▶ [What you are asked to do] Your task is to transcribe all the entries exactly, excluding pictures.

## begin

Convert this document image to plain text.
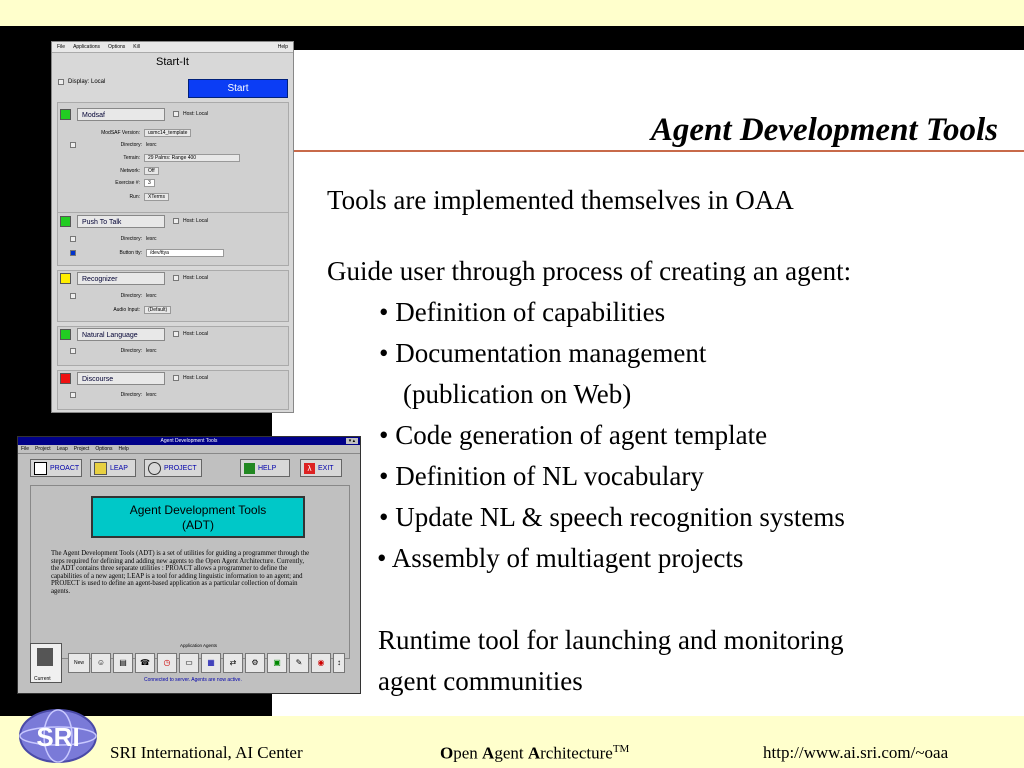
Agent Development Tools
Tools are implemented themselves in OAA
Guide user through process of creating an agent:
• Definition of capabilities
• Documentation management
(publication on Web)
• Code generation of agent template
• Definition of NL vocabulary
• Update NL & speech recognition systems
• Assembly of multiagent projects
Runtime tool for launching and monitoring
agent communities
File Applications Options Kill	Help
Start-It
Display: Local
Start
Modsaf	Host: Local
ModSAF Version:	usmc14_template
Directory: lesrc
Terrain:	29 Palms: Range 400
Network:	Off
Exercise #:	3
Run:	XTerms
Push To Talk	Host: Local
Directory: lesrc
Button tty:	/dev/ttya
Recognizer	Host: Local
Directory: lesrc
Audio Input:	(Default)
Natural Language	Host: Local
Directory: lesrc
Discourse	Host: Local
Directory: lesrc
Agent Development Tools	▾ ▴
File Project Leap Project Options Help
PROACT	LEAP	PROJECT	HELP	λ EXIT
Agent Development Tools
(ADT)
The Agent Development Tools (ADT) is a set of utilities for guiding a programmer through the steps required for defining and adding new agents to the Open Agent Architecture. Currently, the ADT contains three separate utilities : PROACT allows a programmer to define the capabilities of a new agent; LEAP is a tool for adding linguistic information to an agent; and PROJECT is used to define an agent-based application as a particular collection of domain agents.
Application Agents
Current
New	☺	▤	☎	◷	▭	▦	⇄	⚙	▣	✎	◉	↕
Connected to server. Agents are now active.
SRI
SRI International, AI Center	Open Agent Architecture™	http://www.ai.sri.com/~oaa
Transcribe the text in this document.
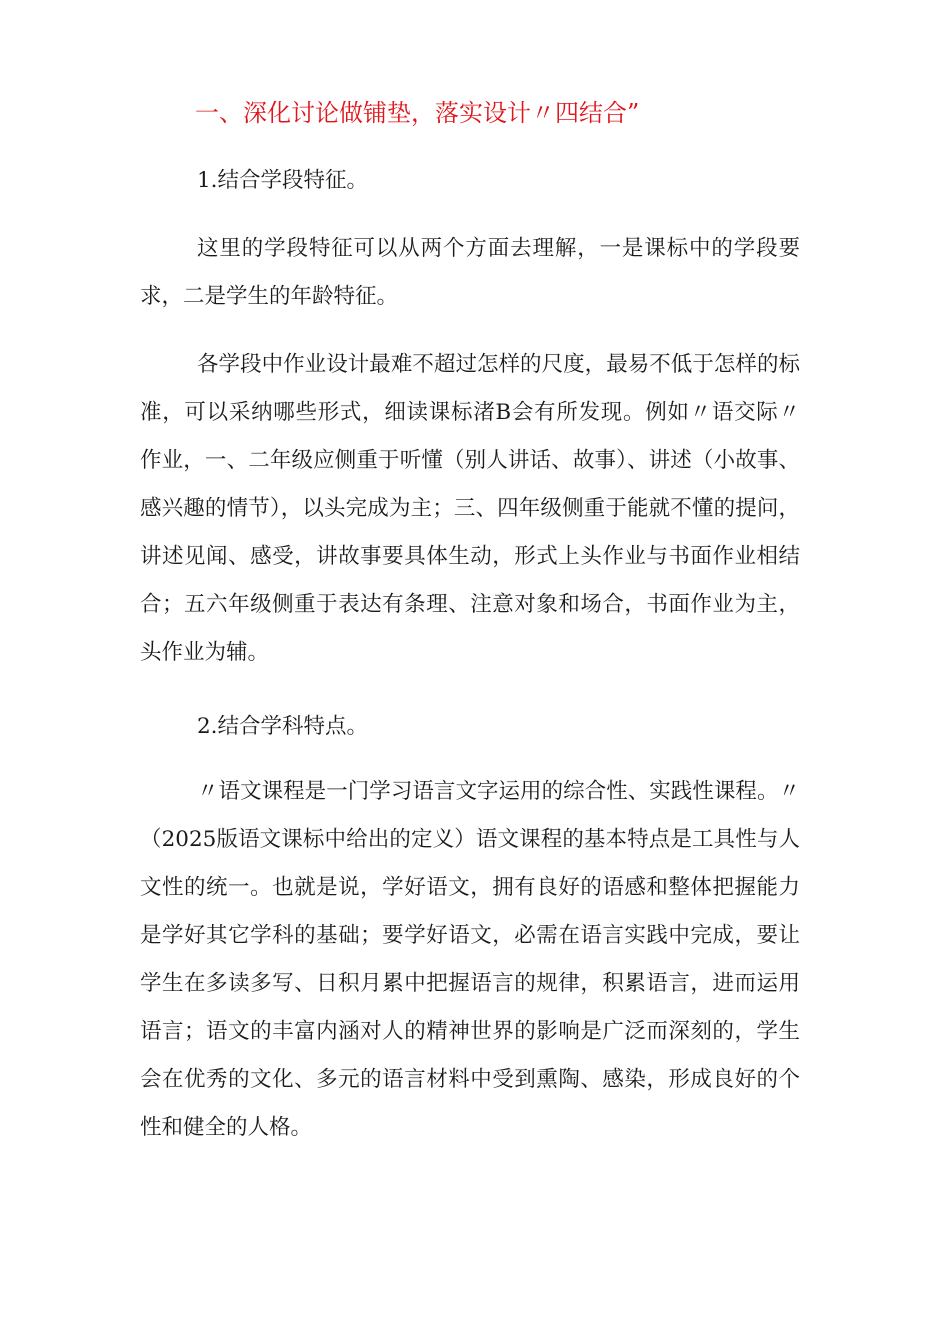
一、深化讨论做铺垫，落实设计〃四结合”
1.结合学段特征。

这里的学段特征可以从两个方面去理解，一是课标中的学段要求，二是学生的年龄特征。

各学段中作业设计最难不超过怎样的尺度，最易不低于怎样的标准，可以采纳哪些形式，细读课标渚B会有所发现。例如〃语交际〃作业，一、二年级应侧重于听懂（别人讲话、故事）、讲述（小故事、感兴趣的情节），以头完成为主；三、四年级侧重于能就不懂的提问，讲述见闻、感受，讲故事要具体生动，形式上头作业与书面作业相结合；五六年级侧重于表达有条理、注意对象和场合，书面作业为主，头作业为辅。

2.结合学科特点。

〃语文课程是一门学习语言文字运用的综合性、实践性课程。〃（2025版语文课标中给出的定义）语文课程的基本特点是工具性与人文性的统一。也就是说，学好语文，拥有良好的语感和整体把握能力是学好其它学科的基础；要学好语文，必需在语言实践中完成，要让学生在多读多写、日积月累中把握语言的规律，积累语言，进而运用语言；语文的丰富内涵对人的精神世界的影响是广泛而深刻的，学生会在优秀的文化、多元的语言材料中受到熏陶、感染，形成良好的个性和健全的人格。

## end

▶ [Response to this task]
Convert this document image to plain text.
Agent Development Tools
Tools are implemented themselves in OAA
Guide user through process of creating an agent:
• Definition of capabilities
• Documentation management
(publication on Web)
• Code generation of agent template
• Definition of NL vocabulary
• Update NL & speech recognition systems
• Assembly of multiagent projects
Runtime tool for launching and monitoring
agent communities
File Applications Options Kill	Help
Start-It
Display: Local
Start
Modsaf	Host: Local
ModSAF Version:	usmc14_template
Directory: lesrc
Terrain:	29 Palms: Range 400
Network:	Off
Exercise #:	3
Run:	XTerms
Push To Talk	Host: Local
Directory: lesrc
Button tty:	/dev/ttya
Recognizer	Host: Local
Directory: lesrc
Audio Input:	(Default)
Natural Language	Host: Local
Directory: lesrc
Discourse	Host: Local
Directory: lesrc
Agent Development Tools	▾ ▴
File Project Leap Project Options Help
PROACT	LEAP	PROJECT	HELP	λ EXIT
Agent Development Tools
(ADT)
The Agent Development Tools (ADT) is a set of utilities for guiding a programmer through the steps required for defining and adding new agents to the Open Agent Architecture. Currently, the ADT contains three separate utilities : PROACT allows a programmer to define the capabilities of a new agent; LEAP is a tool for adding linguistic information to an agent; and PROJECT is used to define an agent-based application as a particular collection of domain agents.
Application Agents
Current
New	☺	▤	☎	◷	▭	▦	⇄	⚙	▣	✎	◉	↕
Connected to server. Agents are now active.
SRI
SRI International, AI Center	Open Agent Architecture™	http://www.ai.sri.com/~oaa
Transcribe the text in this document.
一、深化讨论做铺垫，落实设计〃四结合”
1.结合学段特征。

这里的学段特征可以从两个方面去理解，一是课标中的学段要求，二是学生的年龄特征。

各学段中作业设计最难不超过怎样的尺度，最易不低于怎样的标准，可以采纳哪些形式，细读课标渚B会有所发现。例如〃语交际〃作业，一、二年级应侧重于听懂（别人讲话、故事）、讲述（小故事、感兴趣的情节），以头完成为主；三、四年级侧重于能就不懂的提问，讲述见闻、感受，讲故事要具体生动，形式上头作业与书面作业相结合；五六年级侧重于表达有条理、注意对象和场合，书面作业为主，头作业为辅。

2.结合学科特点。

〃语文课程是一门学习语言文字运用的综合性、实践性课程。〃（2025版语文课标中给出的定义）语文课程的基本特点是工具性与人文性的统一。也就是说，学好语文，拥有良好的语感和整体把握能力是学好其它学科的基础；要学好语文，必需在语言实践中完成，要让学生在多读多写、日积月累中把握语言的规律，积累语言，进而运用语言；语文的丰富内涵对人的精神世界的影响是广泛而深刻的，学生会在优秀的文化、多元的语言材料中受到熏陶、感染，形成良好的个性和健全的人格。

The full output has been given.